List every line below containing "ylabel".

#### DATA RECORDS
------

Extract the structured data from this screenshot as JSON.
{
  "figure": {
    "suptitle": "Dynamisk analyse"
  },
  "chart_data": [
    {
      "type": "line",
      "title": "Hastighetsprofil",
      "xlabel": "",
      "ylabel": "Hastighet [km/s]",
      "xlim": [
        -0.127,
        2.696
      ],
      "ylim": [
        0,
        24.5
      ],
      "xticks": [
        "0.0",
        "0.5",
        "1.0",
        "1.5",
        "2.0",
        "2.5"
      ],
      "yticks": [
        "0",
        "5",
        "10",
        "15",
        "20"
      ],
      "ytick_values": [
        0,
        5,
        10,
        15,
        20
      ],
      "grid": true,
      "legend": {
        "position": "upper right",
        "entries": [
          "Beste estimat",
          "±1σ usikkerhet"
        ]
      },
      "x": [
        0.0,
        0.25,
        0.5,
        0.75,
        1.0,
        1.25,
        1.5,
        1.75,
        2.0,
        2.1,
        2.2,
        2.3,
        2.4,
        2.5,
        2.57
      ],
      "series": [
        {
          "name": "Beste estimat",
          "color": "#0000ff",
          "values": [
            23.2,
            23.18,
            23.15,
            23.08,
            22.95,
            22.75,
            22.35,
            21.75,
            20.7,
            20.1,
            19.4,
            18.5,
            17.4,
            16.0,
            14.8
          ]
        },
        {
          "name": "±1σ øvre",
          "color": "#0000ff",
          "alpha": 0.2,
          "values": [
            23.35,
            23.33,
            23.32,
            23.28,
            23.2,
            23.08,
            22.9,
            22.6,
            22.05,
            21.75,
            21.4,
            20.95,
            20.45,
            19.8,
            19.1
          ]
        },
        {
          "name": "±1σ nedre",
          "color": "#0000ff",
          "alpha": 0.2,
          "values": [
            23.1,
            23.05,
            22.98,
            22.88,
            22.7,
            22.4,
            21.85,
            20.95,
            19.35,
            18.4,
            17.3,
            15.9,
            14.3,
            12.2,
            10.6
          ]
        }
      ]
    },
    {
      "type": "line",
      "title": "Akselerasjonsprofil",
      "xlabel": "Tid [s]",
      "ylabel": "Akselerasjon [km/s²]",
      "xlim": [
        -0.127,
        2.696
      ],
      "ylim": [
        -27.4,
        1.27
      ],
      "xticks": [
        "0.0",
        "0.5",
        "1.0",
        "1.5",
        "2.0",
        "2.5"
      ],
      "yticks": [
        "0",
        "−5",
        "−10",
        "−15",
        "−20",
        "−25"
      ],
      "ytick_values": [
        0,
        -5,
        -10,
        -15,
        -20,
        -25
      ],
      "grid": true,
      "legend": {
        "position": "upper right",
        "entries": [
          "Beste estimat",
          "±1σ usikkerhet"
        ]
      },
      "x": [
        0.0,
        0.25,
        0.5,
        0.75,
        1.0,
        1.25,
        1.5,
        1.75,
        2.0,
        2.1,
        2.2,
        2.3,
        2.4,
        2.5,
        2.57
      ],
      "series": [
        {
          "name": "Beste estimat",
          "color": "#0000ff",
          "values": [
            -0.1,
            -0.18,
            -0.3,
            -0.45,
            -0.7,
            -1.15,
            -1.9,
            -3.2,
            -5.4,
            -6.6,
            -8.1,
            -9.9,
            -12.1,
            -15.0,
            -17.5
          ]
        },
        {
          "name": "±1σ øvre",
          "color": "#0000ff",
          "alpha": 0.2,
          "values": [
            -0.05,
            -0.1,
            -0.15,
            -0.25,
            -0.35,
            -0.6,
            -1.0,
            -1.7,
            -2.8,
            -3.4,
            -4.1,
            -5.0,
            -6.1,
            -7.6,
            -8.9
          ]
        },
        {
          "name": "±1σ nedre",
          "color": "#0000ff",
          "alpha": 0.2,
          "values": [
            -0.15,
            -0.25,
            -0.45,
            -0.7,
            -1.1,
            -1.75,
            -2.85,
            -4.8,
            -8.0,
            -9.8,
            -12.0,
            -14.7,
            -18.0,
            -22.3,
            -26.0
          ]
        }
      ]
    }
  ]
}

------

#### PROBLEM SOLUTION
      "ylabel": "Hastighet [km/s]",
      "ylabel": "Akselerasjon [km/s²]",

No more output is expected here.